■ Request: Will you output all of the data below exactly, omitting the images?

** START OF Exercise data **

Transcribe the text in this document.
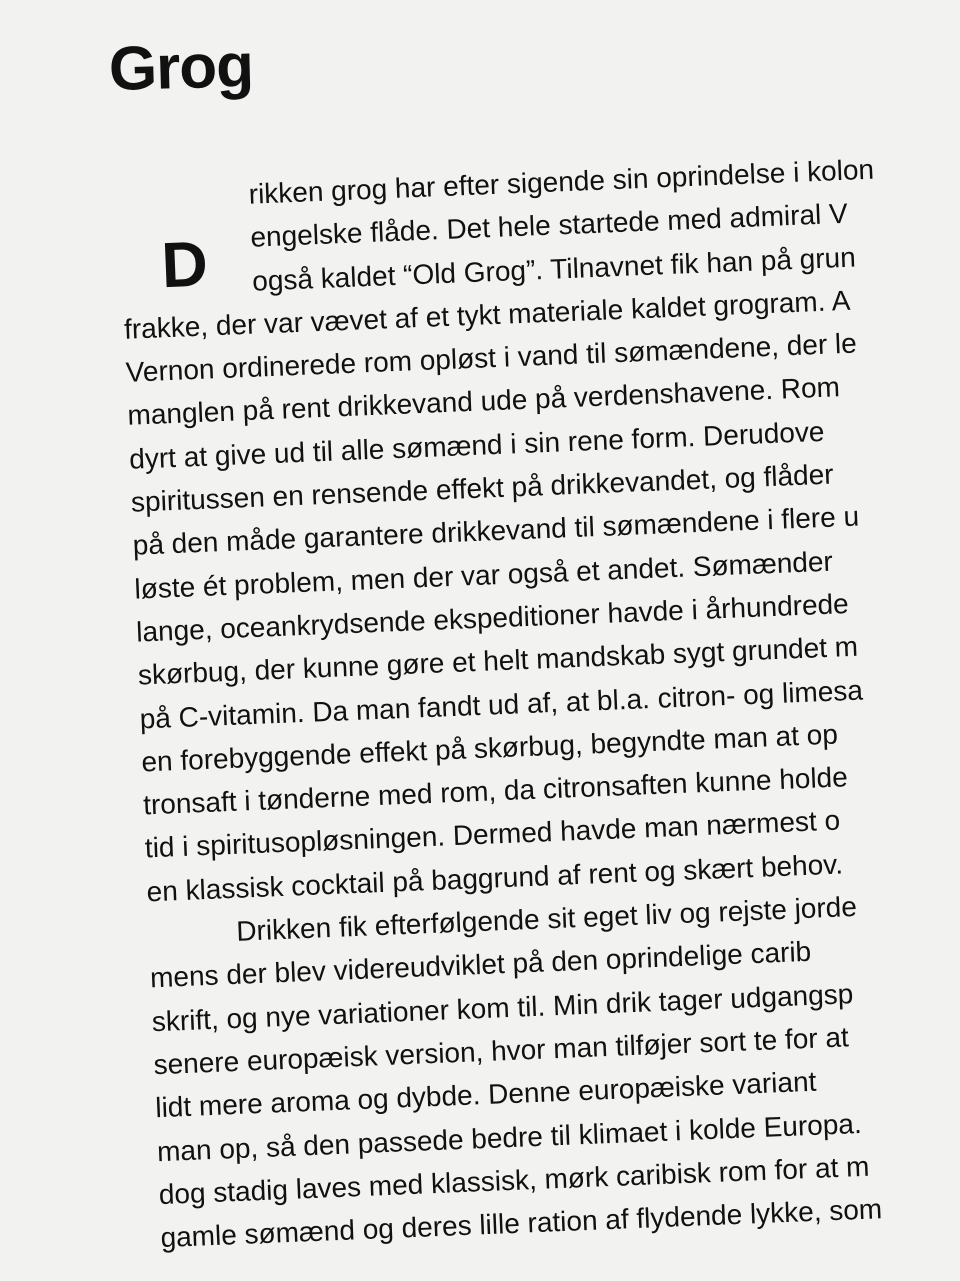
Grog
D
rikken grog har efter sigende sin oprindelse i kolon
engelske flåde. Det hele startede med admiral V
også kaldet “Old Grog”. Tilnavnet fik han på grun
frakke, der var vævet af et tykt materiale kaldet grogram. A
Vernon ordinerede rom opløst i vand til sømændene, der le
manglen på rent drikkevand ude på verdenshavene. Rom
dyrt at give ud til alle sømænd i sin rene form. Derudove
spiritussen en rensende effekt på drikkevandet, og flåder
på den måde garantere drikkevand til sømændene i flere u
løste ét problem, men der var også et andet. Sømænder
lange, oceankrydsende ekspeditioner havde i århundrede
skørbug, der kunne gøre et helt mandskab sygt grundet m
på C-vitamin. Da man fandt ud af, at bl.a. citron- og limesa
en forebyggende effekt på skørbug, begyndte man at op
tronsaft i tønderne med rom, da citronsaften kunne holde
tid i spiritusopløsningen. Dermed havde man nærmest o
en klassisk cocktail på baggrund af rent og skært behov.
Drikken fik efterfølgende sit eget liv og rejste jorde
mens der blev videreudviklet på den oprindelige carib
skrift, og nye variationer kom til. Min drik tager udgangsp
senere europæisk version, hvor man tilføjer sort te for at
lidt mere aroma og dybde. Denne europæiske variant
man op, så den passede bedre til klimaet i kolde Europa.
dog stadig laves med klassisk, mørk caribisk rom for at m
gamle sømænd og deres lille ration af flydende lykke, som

** END OF Exercise data **

■ Expected answer:
Transcribe the text in this document.
Grog
D
rikken grog har efter sigende sin oprindelse i kolon
engelske flåde. Det hele startede med admiral V
også kaldet “Old Grog”. Tilnavnet fik han på grun
frakke, der var vævet af et tykt materiale kaldet grogram. A
Vernon ordinerede rom opløst i vand til sømændene, der le
manglen på rent drikkevand ude på verdenshavene. Rom
dyrt at give ud til alle sømænd i sin rene form. Derudove
spiritussen en rensende effekt på drikkevandet, og flåder
på den måde garantere drikkevand til sømændene i flere u
løste ét problem, men der var også et andet. Sømænder
lange, oceankrydsende ekspeditioner havde i århundrede
skørbug, der kunne gøre et helt mandskab sygt grundet m
på C-vitamin. Da man fandt ud af, at bl.a. citron- og limesa
en forebyggende effekt på skørbug, begyndte man at op
tronsaft i tønderne med rom, da citronsaften kunne holde
tid i spiritusopløsningen. Dermed havde man nærmest o
en klassisk cocktail på baggrund af rent og skært behov.
Drikken fik efterfølgende sit eget liv og rejste jorde
mens der blev videreudviklet på den oprindelige carib
skrift, og nye variationer kom til. Min drik tager udgangsp
senere europæisk version, hvor man tilføjer sort te for at
lidt mere aroma og dybde. Denne europæiske variant
man op, så den passede bedre til klimaet i kolde Europa.
dog stadig laves med klassisk, mørk caribisk rom for at m
gamle sømænd og deres lille ration af flydende lykke, som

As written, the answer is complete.